PROBLEM STATEMENT:
Gather all lines in the entries that include the word "talk".
--
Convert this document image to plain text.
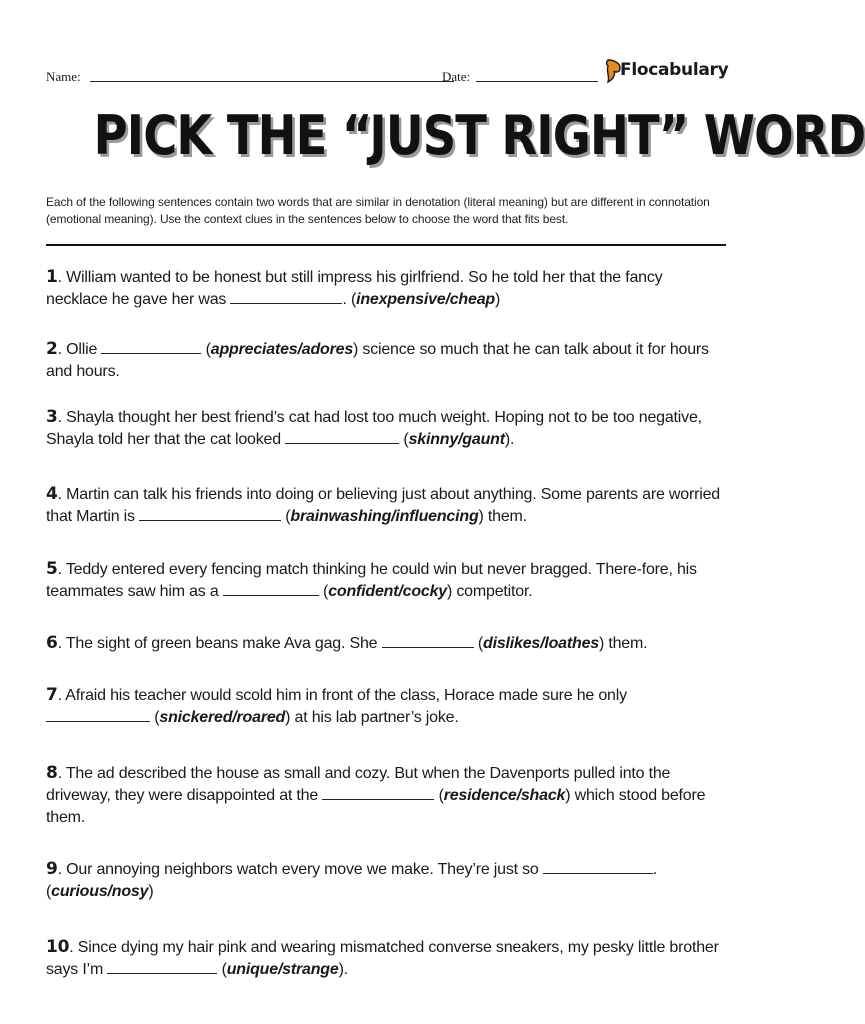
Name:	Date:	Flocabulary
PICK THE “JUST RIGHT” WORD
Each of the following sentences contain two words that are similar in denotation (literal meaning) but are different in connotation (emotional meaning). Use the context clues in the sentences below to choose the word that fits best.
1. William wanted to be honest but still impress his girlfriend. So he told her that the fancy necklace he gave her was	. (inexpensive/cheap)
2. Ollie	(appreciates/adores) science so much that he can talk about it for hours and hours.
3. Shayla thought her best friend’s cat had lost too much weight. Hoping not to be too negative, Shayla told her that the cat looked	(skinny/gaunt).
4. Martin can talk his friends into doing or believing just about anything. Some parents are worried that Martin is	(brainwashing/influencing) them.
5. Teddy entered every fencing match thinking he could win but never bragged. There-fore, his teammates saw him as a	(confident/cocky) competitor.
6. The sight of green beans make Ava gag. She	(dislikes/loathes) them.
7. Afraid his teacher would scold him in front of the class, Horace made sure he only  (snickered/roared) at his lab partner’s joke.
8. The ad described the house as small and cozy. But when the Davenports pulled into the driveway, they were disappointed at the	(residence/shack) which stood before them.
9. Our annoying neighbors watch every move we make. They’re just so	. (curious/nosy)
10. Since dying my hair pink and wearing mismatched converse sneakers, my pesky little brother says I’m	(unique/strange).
--
ANSWER TO THIS TASK:
2. Ollie	(appreciates/adores) science so much that he can talk about it for hours and hours.
4. Martin can talk his friends into doing or believing just about anything. Some parents are worried that Martin is	(brainwashing/influencing) them.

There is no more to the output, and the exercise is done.